### TASK INSTRUCTIONS
Write out every line below word for word, leaving out the pictures.
═══ INFORMATION GIVEN ═══
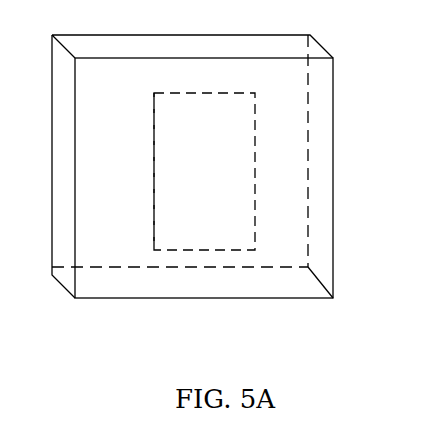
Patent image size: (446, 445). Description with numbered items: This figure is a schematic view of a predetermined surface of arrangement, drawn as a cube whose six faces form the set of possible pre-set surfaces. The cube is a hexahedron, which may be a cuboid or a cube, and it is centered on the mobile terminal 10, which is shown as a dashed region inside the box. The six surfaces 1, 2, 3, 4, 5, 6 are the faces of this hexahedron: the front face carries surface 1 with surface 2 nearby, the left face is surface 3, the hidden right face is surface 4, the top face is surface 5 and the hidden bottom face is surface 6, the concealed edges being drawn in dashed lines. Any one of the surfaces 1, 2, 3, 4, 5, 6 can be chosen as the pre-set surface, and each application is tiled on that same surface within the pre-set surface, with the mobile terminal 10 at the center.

The surface 1 is at (204, 178).
The surface 2 is at (170, 171).
The surface 3 is at (63, 166).
The surface 4 is at (322, 166).
The surface 5 is at (192, 47).
The surface 6 is at (180, 283).
The mobile terminal 10 is at (255, 110).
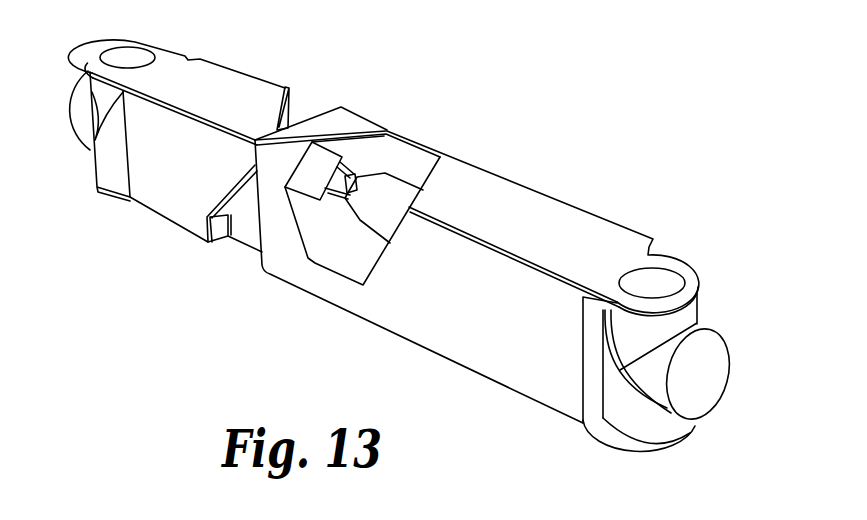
═══
### THE ANSWER
Patent image size: (446, 445). Description with numbered items: This figure is a schematic view of a predetermined surface of arrangement, drawn as a cube whose six faces form the set of possible pre-set surfaces. The cube is a hexahedron, which may be a cuboid or a cube, and it is centered on the mobile terminal 10, which is shown as a dashed region inside the box. The six surfaces 1, 2, 3, 4, 5, 6 are the faces of this hexahedron: the front face carries surface 1 with surface 2 nearby, the left face is surface 3, the hidden right face is surface 4, the top face is surface 5 and the hidden bottom face is surface 6, the concealed edges being drawn in dashed lines. Any one of the surfaces 1, 2, 3, 4, 5, 6 can be chosen as the pre-set surface, and each application is tiled on that same surface within the pre-set surface, with the mobile terminal 10 at the center.

The surface 1 is at (204, 178).
The surface 2 is at (170, 171).
The surface 3 is at (63, 166).
The surface 4 is at (322, 166).
The surface 5 is at (192, 47).
The surface 6 is at (180, 283).
The mobile terminal 10 is at (255, 110).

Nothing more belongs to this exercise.